-- Begin --
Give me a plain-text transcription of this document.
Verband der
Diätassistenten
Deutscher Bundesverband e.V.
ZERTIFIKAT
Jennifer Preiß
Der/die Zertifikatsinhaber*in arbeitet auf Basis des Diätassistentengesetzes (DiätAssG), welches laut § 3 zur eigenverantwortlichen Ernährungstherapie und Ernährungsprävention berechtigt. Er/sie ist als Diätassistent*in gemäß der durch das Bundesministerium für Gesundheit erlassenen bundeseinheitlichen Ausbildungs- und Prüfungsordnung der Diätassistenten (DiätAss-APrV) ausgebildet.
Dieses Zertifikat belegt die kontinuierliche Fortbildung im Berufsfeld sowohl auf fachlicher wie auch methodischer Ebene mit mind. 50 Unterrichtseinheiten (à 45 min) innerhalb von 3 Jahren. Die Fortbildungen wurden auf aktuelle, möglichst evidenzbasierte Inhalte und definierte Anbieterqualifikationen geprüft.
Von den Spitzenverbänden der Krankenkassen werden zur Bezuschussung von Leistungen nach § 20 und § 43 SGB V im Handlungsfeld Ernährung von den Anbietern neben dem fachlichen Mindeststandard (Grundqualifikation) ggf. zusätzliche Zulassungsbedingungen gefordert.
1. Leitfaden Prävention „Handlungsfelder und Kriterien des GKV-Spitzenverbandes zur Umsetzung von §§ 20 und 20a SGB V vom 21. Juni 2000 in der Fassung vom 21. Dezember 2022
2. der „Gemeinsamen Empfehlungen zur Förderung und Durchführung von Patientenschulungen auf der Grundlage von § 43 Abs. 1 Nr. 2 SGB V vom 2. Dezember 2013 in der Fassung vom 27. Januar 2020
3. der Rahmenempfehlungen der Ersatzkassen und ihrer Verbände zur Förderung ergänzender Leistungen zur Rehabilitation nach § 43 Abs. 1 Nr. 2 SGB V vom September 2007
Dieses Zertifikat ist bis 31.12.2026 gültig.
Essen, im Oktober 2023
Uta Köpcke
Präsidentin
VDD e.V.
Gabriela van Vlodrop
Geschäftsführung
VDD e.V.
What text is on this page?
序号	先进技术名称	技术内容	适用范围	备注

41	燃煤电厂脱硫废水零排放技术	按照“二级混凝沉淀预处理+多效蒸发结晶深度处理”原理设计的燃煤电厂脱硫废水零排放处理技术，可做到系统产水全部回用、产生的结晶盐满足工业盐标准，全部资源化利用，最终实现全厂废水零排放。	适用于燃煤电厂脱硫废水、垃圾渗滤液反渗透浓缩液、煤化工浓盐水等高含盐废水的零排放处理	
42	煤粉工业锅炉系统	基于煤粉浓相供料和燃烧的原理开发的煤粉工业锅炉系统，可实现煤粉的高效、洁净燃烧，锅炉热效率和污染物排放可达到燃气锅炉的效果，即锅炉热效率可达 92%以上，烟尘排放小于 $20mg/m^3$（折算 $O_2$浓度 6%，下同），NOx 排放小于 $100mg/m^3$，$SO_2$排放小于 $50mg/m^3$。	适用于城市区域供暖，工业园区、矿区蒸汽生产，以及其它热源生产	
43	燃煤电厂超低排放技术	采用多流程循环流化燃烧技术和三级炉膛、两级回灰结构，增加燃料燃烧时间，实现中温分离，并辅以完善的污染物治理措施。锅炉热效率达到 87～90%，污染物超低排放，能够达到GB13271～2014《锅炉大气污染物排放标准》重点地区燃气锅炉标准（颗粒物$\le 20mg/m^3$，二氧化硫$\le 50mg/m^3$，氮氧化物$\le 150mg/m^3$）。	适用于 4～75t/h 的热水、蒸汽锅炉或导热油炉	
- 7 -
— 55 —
-- End --
▶ _THE EXERCISE_
Gather each line of the listing that holds the string "this".

▶ _OUTPUT_
Give me a plain-text transcription of this document.
What text is on this page?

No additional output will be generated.